-- Given records start --

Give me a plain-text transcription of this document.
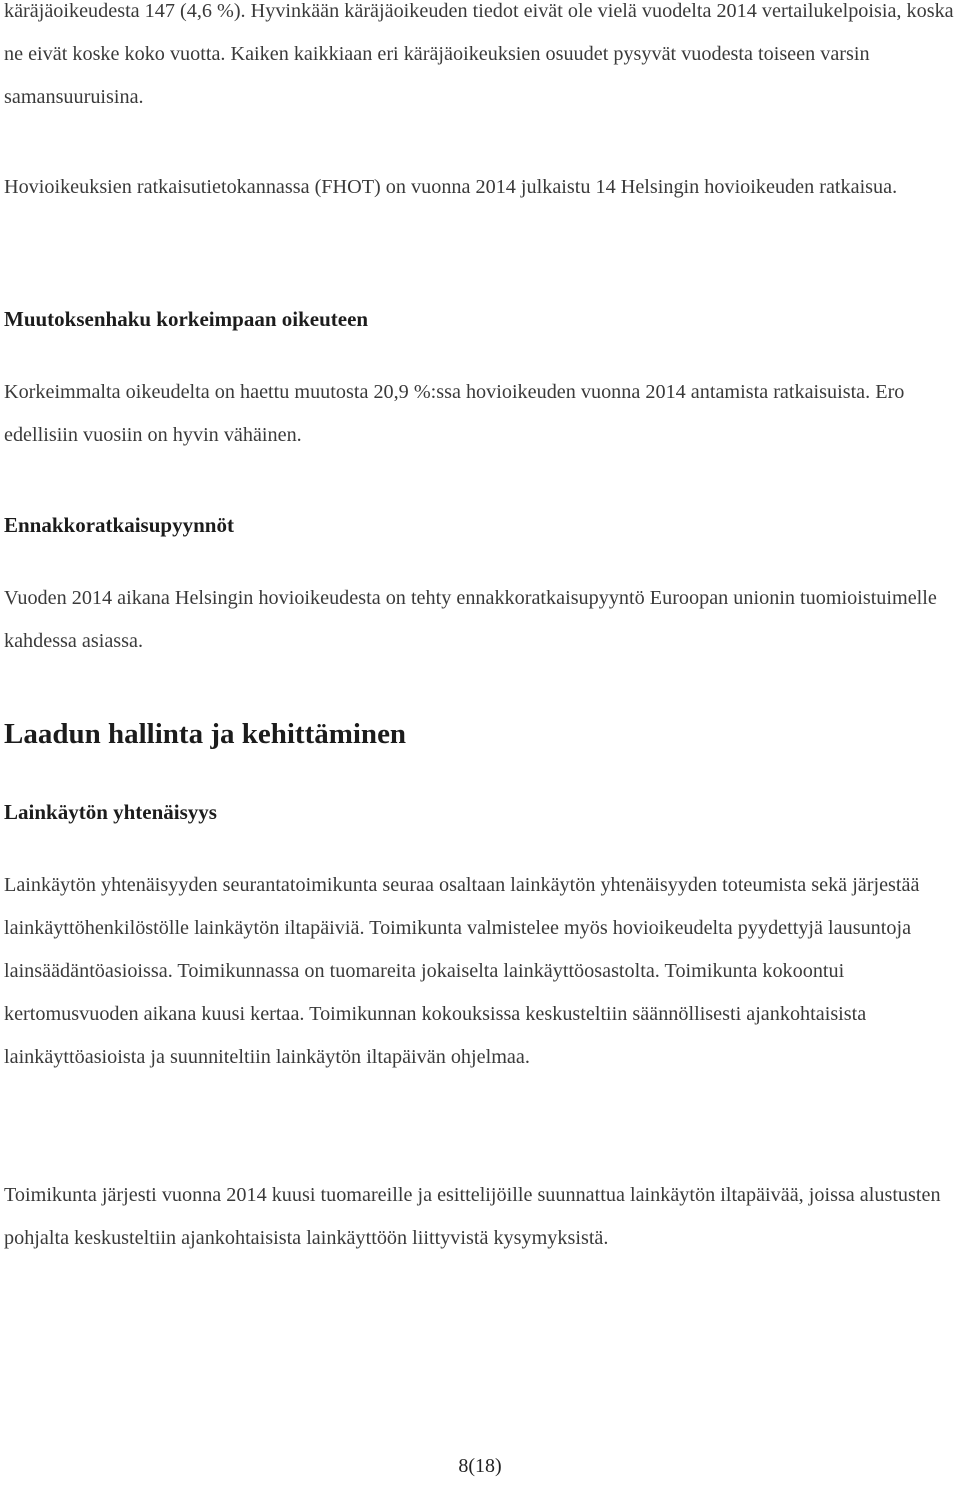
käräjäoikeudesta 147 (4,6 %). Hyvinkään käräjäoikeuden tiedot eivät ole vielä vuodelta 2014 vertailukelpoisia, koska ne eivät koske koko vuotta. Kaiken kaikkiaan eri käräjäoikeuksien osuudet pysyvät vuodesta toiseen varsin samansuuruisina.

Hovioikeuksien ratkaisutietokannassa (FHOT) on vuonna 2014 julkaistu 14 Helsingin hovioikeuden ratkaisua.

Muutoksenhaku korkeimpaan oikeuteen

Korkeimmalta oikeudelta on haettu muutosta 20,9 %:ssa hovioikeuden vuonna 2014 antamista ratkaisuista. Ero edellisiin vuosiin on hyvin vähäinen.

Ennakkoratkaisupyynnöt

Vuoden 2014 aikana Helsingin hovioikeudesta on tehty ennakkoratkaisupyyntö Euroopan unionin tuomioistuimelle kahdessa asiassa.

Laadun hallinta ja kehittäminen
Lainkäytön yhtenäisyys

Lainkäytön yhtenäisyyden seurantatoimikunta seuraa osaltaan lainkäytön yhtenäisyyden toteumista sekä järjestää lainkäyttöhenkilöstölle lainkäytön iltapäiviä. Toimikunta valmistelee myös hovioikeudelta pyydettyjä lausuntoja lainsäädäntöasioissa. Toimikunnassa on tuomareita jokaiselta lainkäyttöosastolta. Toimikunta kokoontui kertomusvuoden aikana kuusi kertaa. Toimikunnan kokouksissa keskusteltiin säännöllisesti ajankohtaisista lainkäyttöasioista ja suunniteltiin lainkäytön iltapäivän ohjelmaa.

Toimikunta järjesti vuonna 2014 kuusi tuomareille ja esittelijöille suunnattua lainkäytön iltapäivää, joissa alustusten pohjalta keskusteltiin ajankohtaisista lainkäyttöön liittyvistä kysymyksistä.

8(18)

-- Given records end --

● **Brief**
Go through the material above and print all of it exactly, except the pictures.

● **Full response**
Give me a plain-text transcription of this document.
käräjäoikeudesta 147 (4,6 %). Hyvinkään käräjäoikeuden tiedot eivät ole vielä vuodelta 2014 vertailukelpoisia, koska ne eivät koske koko vuotta. Kaiken kaikkiaan eri käräjäoikeuksien osuudet pysyvät vuodesta toiseen varsin samansuuruisina.

Hovioikeuksien ratkaisutietokannassa (FHOT) on vuonna 2014 julkaistu 14 Helsingin hovioikeuden ratkaisua.

Muutoksenhaku korkeimpaan oikeuteen

Korkeimmalta oikeudelta on haettu muutosta 20,9 %:ssa hovioikeuden vuonna 2014 antamista ratkaisuista. Ero edellisiin vuosiin on hyvin vähäinen.

Ennakkoratkaisupyynnöt

Vuoden 2014 aikana Helsingin hovioikeudesta on tehty ennakkoratkaisupyyntö Euroopan unionin tuomioistuimelle kahdessa asiassa.

Laadun hallinta ja kehittäminen
Lainkäytön yhtenäisyys

Lainkäytön yhtenäisyyden seurantatoimikunta seuraa osaltaan lainkäytön yhtenäisyyden toteumista sekä järjestää lainkäyttöhenkilöstölle lainkäytön iltapäiviä. Toimikunta valmistelee myös hovioikeudelta pyydettyjä lausuntoja lainsäädäntöasioissa. Toimikunnassa on tuomareita jokaiselta lainkäyttöosastolta. Toimikunta kokoontui kertomusvuoden aikana kuusi kertaa. Toimikunnan kokouksissa keskusteltiin säännöllisesti ajankohtaisista lainkäyttöasioista ja suunniteltiin lainkäytön iltapäivän ohjelmaa.

Toimikunta järjesti vuonna 2014 kuusi tuomareille ja esittelijöille suunnattua lainkäytön iltapäivää, joissa alustusten pohjalta keskusteltiin ajankohtaisista lainkäyttöön liittyvistä kysymyksistä.

8(18)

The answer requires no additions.